* [WRITTEN EXERCISE]: Repeat the lines below exactly as they appear, but leave out the images.

* [SOURCE RECORDS]:
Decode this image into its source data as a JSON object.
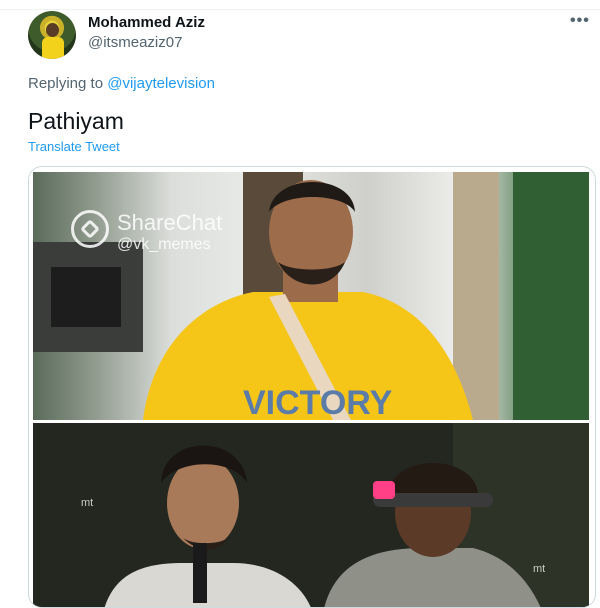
{
  "tweet": {
    "author_name": "Mohammed Aziz",
    "author_handle": "@itsmeaziz07",
    "more_icon": "more-dots-icon",
    "reply_prefix": "Replying to",
    "reply_mention": "@vijaytelevision",
    "text": "Pathiyam",
    "translate_label": "Translate Tweet"
  },
  "media": {
    "watermark_title": "ShareChat",
    "watermark_handle": "@vk_memes",
    "shirt_text": "VICTORY",
    "bottom_mark_left": "mt",
    "bottom_mark_right": "mt"
  },
  "colors": {
    "link": "#1d9bf0",
    "secondary_text": "#536471",
    "shirt": "#f5c518"
  }
}
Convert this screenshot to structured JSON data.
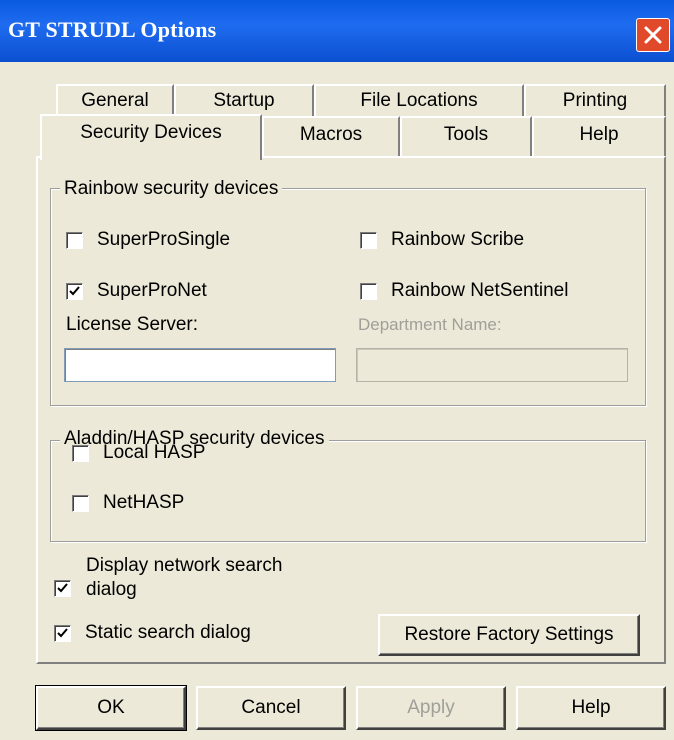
{
  "window": {
    "title": "GT STRUDL Options"
  },
  "tabs": {
    "row1": [
      "General",
      "Startup",
      "File Locations",
      "Printing"
    ],
    "row2": [
      "Security Devices",
      "Macros",
      "Tools",
      "Help"
    ],
    "active": "Security Devices"
  },
  "rainbow": {
    "legend": "Rainbow security devices",
    "superpro_single": {
      "label": "SuperProSingle",
      "checked": false
    },
    "rainbow_scribe": {
      "label": "Rainbow Scribe",
      "checked": false
    },
    "superpro_net": {
      "label": "SuperProNet",
      "checked": true
    },
    "rainbow_netsentinel": {
      "label": "Rainbow NetSentinel",
      "checked": false
    },
    "license_server_label": "License Server:",
    "license_server_value": "",
    "department_name_label": "Department Name:",
    "department_name_value": ""
  },
  "aladdin": {
    "legend": "Aladdin/HASP security devices",
    "local_hasp": {
      "label": "Local HASP",
      "checked": false
    },
    "net_hasp": {
      "label": "NetHASP",
      "checked": false
    }
  },
  "options": {
    "display_network_search": {
      "label_line1": "Display network search",
      "label_line2": "dialog",
      "checked": true
    },
    "static_search": {
      "label": "Static search dialog",
      "checked": true
    },
    "restore_button": "Restore Factory Settings"
  },
  "buttons": {
    "ok": "OK",
    "cancel": "Cancel",
    "apply": "Apply",
    "help": "Help"
  },
  "colors": {
    "titlebar": "#0a5ae0",
    "close": "#e04a2a",
    "face": "#ece9d8",
    "check": "#21a121"
  }
}
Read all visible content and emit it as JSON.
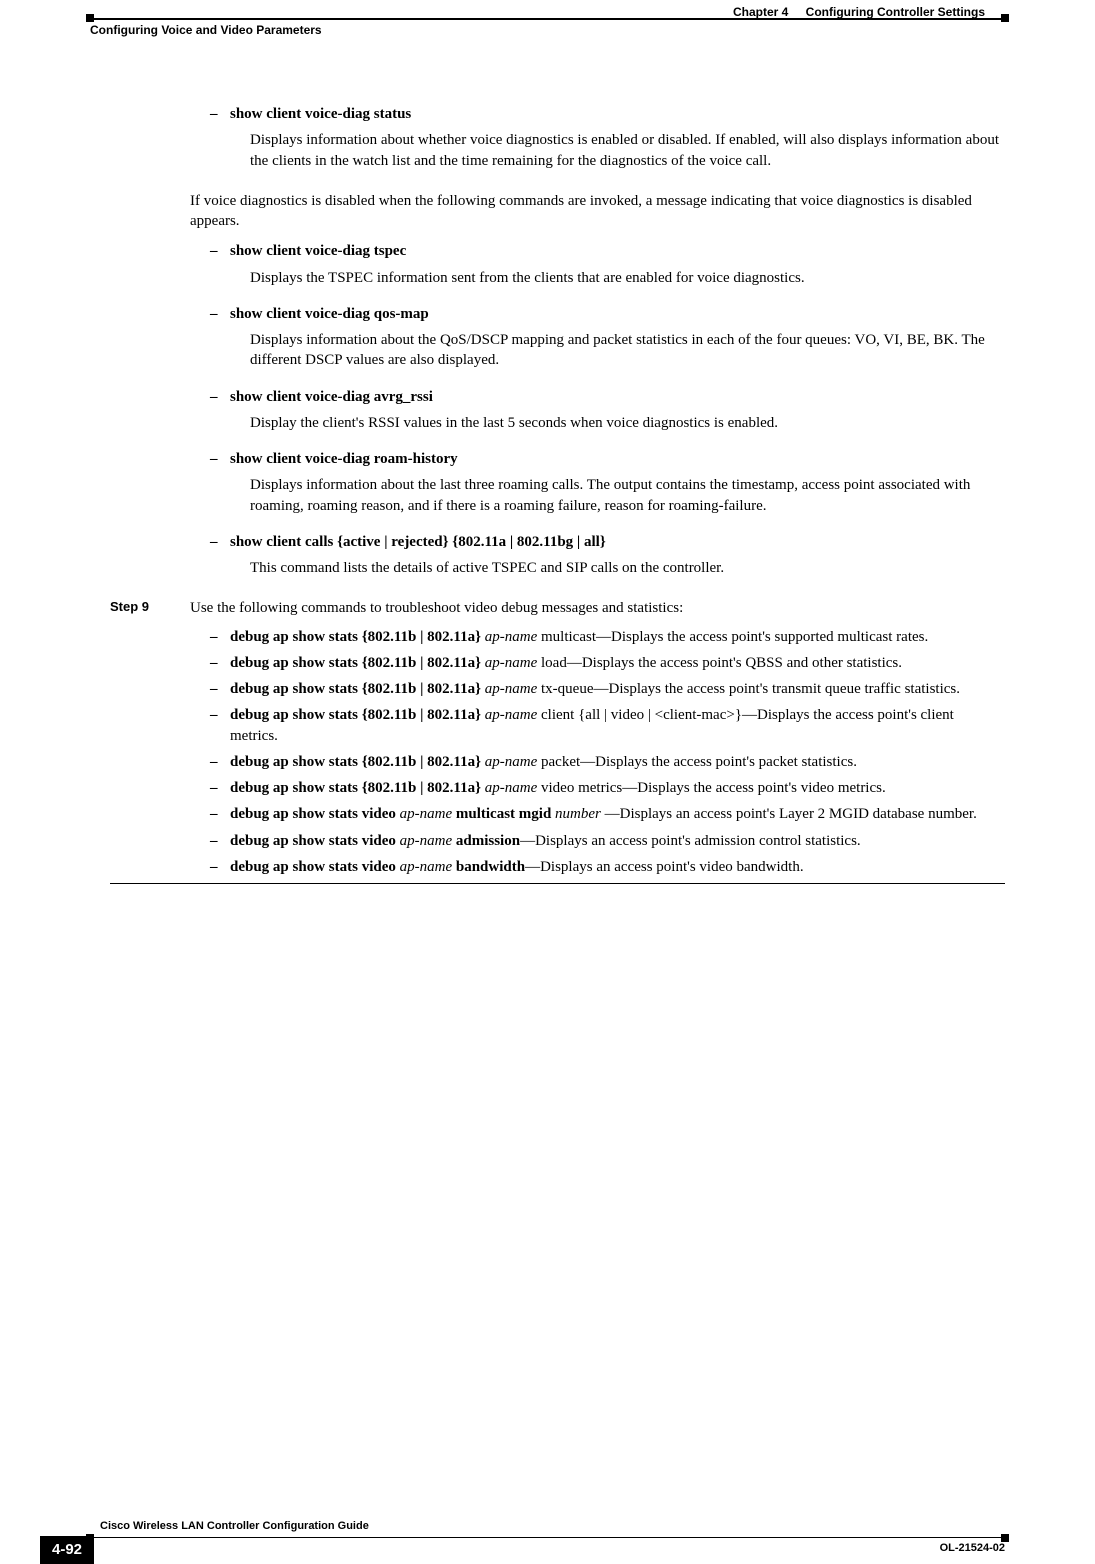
{
  "header": {
    "chapter_label": "Chapter 4",
    "chapter_title": "Configuring Controller Settings",
    "section_title": "Configuring Voice and Video Parameters"
  },
  "items_a": [
    {
      "cmd": "show client voice-diag status",
      "desc": "Displays information about whether voice diagnostics is enabled or disabled. If enabled, will also displays information about the clients in the watch list and the time remaining for the diagnostics of the voice call."
    }
  ],
  "mid_para": "If voice diagnostics is disabled when the following commands are invoked, a message indicating that voice diagnostics is disabled appears.",
  "items_b": [
    {
      "cmd": "show client voice-diag tspec",
      "desc": "Displays the TSPEC information sent from the clients that are enabled for voice diagnostics."
    },
    {
      "cmd": "show client voice-diag qos-map",
      "desc": "Displays information about the QoS/DSCP mapping and packet statistics in each of the four queues: VO, VI, BE, BK. The different DSCP values are also displayed."
    },
    {
      "cmd": "show client voice-diag avrg_rssi",
      "desc": "Display the client's RSSI values in the last 5 seconds when voice diagnostics is enabled."
    },
    {
      "cmd": "show client voice-diag roam-history",
      "desc": "Displays information about the last three roaming calls. The output contains the timestamp, access point associated with roaming, roaming reason, and if there is a roaming failure, reason for roaming-failure."
    },
    {
      "cmd": "show client calls {active | rejected} {802.11a | 802.11bg | all}",
      "desc": "This command lists the details of active TSPEC and SIP calls on the controller."
    }
  ],
  "step9": {
    "label": "Step 9",
    "intro": "Use the following commands to troubleshoot video debug messages and statistics:",
    "items": [
      {
        "pre": "debug ap show stats {802.11b | 802.11a} ",
        "arg": "ap-name",
        "post": " multicast—Displays the access point's supported multicast rates."
      },
      {
        "pre": "debug ap show stats {802.11b | 802.11a} ",
        "arg": "ap-name",
        "post": " load—Displays the access point's QBSS and other statistics."
      },
      {
        "pre": "debug ap show stats {802.11b | 802.11a} ",
        "arg": "ap-name",
        "post": " tx-queue—Displays the access point's transmit queue traffic statistics."
      },
      {
        "pre": "debug ap show stats {802.11b | 802.11a} ",
        "arg": "ap-name",
        "post_plain": " client {all | video | <client-mac>}—Displays the access point's client metrics."
      },
      {
        "pre": "debug ap show stats {802.11b | 802.11a} ",
        "arg": "ap-name",
        "post": " packet—Displays the access point's packet statistics."
      },
      {
        "pre": "debug ap show stats {802.11b | 802.11a} ",
        "arg": "ap-name",
        "post": " video metrics—Displays the access point's video metrics."
      },
      {
        "pre": "debug ap show stats video ",
        "arg": "ap-name",
        "mid_bold": " multicast mgid ",
        "arg2": "number",
        "post": " —Displays an access point's Layer 2 MGID database number."
      },
      {
        "pre": "debug ap show stats video ",
        "arg": "ap-name",
        "mid_bold": " admission",
        "post": "—Displays an access point's admission control statistics."
      },
      {
        "pre": "debug ap show stats video ",
        "arg": "ap-name",
        "mid_bold": " bandwidth",
        "post": "—Displays an access point's video bandwidth."
      }
    ]
  },
  "footer": {
    "guide_title": "Cisco Wireless LAN Controller Configuration Guide",
    "page_num": "4-92",
    "doc_id": "OL-21524-02"
  }
}
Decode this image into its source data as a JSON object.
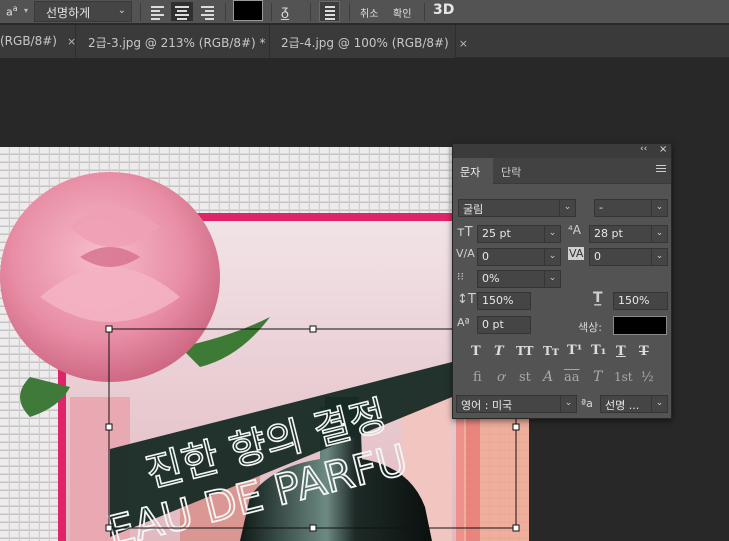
{
  "options_bar": {
    "antialias_icon": "aa-icon",
    "antialias_label_a": "a",
    "antialias_label_b": "a",
    "antialias_value": "선명하게",
    "color_hex": "#000000",
    "cancel_label": "취소",
    "commit_label": "확인",
    "three_d_label": "3D"
  },
  "document_tabs": [
    {
      "label": "(RGB/8#)",
      "close": "×"
    },
    {
      "label": "2급-3.jpg @ 213% (RGB/8#) *",
      "close": "×"
    },
    {
      "label": "2급-4.jpg @ 100% (RGB/8#)",
      "close": "×"
    }
  ],
  "artwork": {
    "text_line_1": "진한 향의 결정",
    "text_line_2": "EAU DE PARFUM",
    "text_line_2_visible": "EAU DE PARFU"
  },
  "character_panel": {
    "collapse_glyph": "‹‹",
    "close_glyph": "×",
    "tabs": [
      {
        "label": "문자",
        "active": true
      },
      {
        "label": "단락",
        "active": false
      }
    ],
    "font_family": "굴림",
    "font_style": "-",
    "font_size": "25 pt",
    "leading": "28 pt",
    "kerning": "0",
    "tracking": "0",
    "tsume": "0%",
    "vertical_scale": "150%",
    "horizontal_scale": "150%",
    "baseline_shift": "0 pt",
    "color_label": "색상:",
    "color_hex": "#000000",
    "style_buttons": [
      "T",
      "T",
      "TT",
      "Tт",
      "T¹",
      "T₁",
      "T",
      "T"
    ],
    "opentype_buttons": [
      "fi",
      "ơ",
      "st",
      "A",
      "aa",
      "T",
      "1st",
      "½"
    ],
    "language": "영어 : 미국",
    "aa_label": "ªa",
    "antialias": "선명 ..."
  }
}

* [COMPLETE RESPONSE]:
Decode this image into its source data as a JSON object.
{
  "tweet": {
    "author_name": "Mohammed Aziz",
    "author_handle": "@itsmeaziz07",
    "more_icon": "more-dots-icon",
    "reply_prefix": "Replying to",
    "reply_mention": "@vijaytelevision",
    "text": "Pathiyam",
    "translate_label": "Translate Tweet"
  },
  "media": {
    "watermark_title": "ShareChat",
    "watermark_handle": "@vk_memes",
    "shirt_text": "VICTORY",
    "bottom_mark_left": "mt",
    "bottom_mark_right": "mt"
  },
  "colors": {
    "link": "#1d9bf0",
    "secondary_text": "#536471",
    "shirt": "#f5c518"
  }
}
Convert this screenshot to structured JSON data.
{
  "window": {
    "title": "GT STRUDL Options"
  },
  "tabs": {
    "row1": [
      "General",
      "Startup",
      "File Locations",
      "Printing"
    ],
    "row2": [
      "Security Devices",
      "Macros",
      "Tools",
      "Help"
    ],
    "active": "Security Devices"
  },
  "rainbow": {
    "legend": "Rainbow security devices",
    "superpro_single": {
      "label": "SuperProSingle",
      "checked": false
    },
    "rainbow_scribe": {
      "label": "Rainbow Scribe",
      "checked": false
    },
    "superpro_net": {
      "label": "SuperProNet",
      "checked": true
    },
    "rainbow_netsentinel": {
      "label": "Rainbow NetSentinel",
      "checked": false
    },
    "license_server_label": "License Server:",
    "license_server_value": "",
    "department_name_label": "Department Name:",
    "department_name_value": ""
  },
  "aladdin": {
    "legend": "Aladdin/HASP security devices",
    "local_hasp": {
      "label": "Local HASP",
      "checked": false
    },
    "net_hasp": {
      "label": "NetHASP",
      "checked": false
    }
  },
  "options": {
    "display_network_search": {
      "label_line1": "Display network search",
      "label_line2": "dialog",
      "checked": true
    },
    "static_search": {
      "label": "Static search dialog",
      "checked": true
    },
    "restore_button": "Restore Factory Settings"
  },
  "buttons": {
    "ok": "OK",
    "cancel": "Cancel",
    "apply": "Apply",
    "help": "Help"
  },
  "colors": {
    "titlebar": "#0a5ae0",
    "close": "#e04a2a",
    "face": "#ece9d8",
    "check": "#21a121"
  }
}
Read all visible content and emit it as JSON.
{
  "header": {
    "chapter_label": "Chapter 4",
    "chapter_title": "Configuring Controller Settings",
    "section_title": "Configuring Voice and Video Parameters"
  },
  "items_a": [
    {
      "cmd": "show client voice-diag status",
      "desc": "Displays information about whether voice diagnostics is enabled or disabled. If enabled, will also displays information about the clients in the watch list and the time remaining for the diagnostics of the voice call."
    }
  ],
  "mid_para": "If voice diagnostics is disabled when the following commands are invoked, a message indicating that voice diagnostics is disabled appears.",
  "items_b": [
    {
      "cmd": "show client voice-diag tspec",
      "desc": "Displays the TSPEC information sent from the clients that are enabled for voice diagnostics."
    },
    {
      "cmd": "show client voice-diag qos-map",
      "desc": "Displays information about the QoS/DSCP mapping and packet statistics in each of the four queues: VO, VI, BE, BK. The different DSCP values are also displayed."
    },
    {
      "cmd": "show client voice-diag avrg_rssi",
      "desc": "Display the client's RSSI values in the last 5 seconds when voice diagnostics is enabled."
    },
    {
      "cmd": "show client voice-diag roam-history",
      "desc": "Displays information about the last three roaming calls. The output contains the timestamp, access point associated with roaming, roaming reason, and if there is a roaming failure, reason for roaming-failure."
    },
    {
      "cmd": "show client calls {active | rejected} {802.11a | 802.11bg | all}",
      "desc": "This command lists the details of active TSPEC and SIP calls on the controller."
    }
  ],
  "step9": {
    "label": "Step 9",
    "intro": "Use the following commands to troubleshoot video debug messages and statistics:",
    "items": [
      {
        "pre": "debug ap show stats {802.11b | 802.11a} ",
        "arg": "ap-name",
        "post": " multicast—Displays the access point's supported multicast rates."
      },
      {
        "pre": "debug ap show stats {802.11b | 802.11a} ",
        "arg": "ap-name",
        "post": " load—Displays the access point's QBSS and other statistics."
      },
      {
        "pre": "debug ap show stats {802.11b | 802.11a} ",
        "arg": "ap-name",
        "post": " tx-queue—Displays the access point's transmit queue traffic statistics."
      },
      {
        "pre": "debug ap show stats {802.11b | 802.11a} ",
        "arg": "ap-name",
        "post_plain": " client {all | video | <client-mac>}—Displays the access point's client metrics."
      },
      {
        "pre": "debug ap show stats {802.11b | 802.11a} ",
        "arg": "ap-name",
        "post": " packet—Displays the access point's packet statistics."
      },
      {
        "pre": "debug ap show stats {802.11b | 802.11a} ",
        "arg": "ap-name",
        "post": " video metrics—Displays the access point's video metrics."
      },
      {
        "pre": "debug ap show stats video ",
        "arg": "ap-name",
        "mid_bold": " multicast mgid ",
        "arg2": "number",
        "post": " —Displays an access point's Layer 2 MGID database number."
      },
      {
        "pre": "debug ap show stats video ",
        "arg": "ap-name",
        "mid_bold": " admission",
        "post": "—Displays an access point's admission control statistics."
      },
      {
        "pre": "debug ap show stats video ",
        "arg": "ap-name",
        "mid_bold": " bandwidth",
        "post": "—Displays an access point's video bandwidth."
      }
    ]
  },
  "footer": {
    "guide_title": "Cisco Wireless LAN Controller Configuration Guide",
    "page_num": "4-92",
    "doc_id": "OL-21524-02"
  }
}
Decode this image into its source data as a JSON object.
{
  "options_bar": {
    "antialias_icon": "aa-icon",
    "antialias_label_a": "a",
    "antialias_label_b": "a",
    "antialias_value": "선명하게",
    "color_hex": "#000000",
    "cancel_label": "취소",
    "commit_label": "확인",
    "three_d_label": "3D"
  },
  "document_tabs": [
    {
      "label": "(RGB/8#)",
      "close": "×"
    },
    {
      "label": "2급-3.jpg @ 213% (RGB/8#) *",
      "close": "×"
    },
    {
      "label": "2급-4.jpg @ 100% (RGB/8#)",
      "close": "×"
    }
  ],
  "artwork": {
    "text_line_1": "진한 향의 결정",
    "text_line_2": "EAU DE PARFUM",
    "text_line_2_visible": "EAU DE PARFU"
  },
  "character_panel": {
    "collapse_glyph": "‹‹",
    "close_glyph": "×",
    "tabs": [
      {
        "label": "문자",
        "active": true
      },
      {
        "label": "단락",
        "active": false
      }
    ],
    "font_family": "굴림",
    "font_style": "-",
    "font_size": "25 pt",
    "leading": "28 pt",
    "kerning": "0",
    "tracking": "0",
    "tsume": "0%",
    "vertical_scale": "150%",
    "horizontal_scale": "150%",
    "baseline_shift": "0 pt",
    "color_label": "색상:",
    "color_hex": "#000000",
    "style_buttons": [
      "T",
      "T",
      "TT",
      "Tт",
      "T¹",
      "T₁",
      "T",
      "T"
    ],
    "opentype_buttons": [
      "fi",
      "ơ",
      "st",
      "A",
      "aa",
      "T",
      "1st",
      "½"
    ],
    "language": "영어 : 미국",
    "aa_label": "ªa",
    "antialias": "선명 ..."
  }
}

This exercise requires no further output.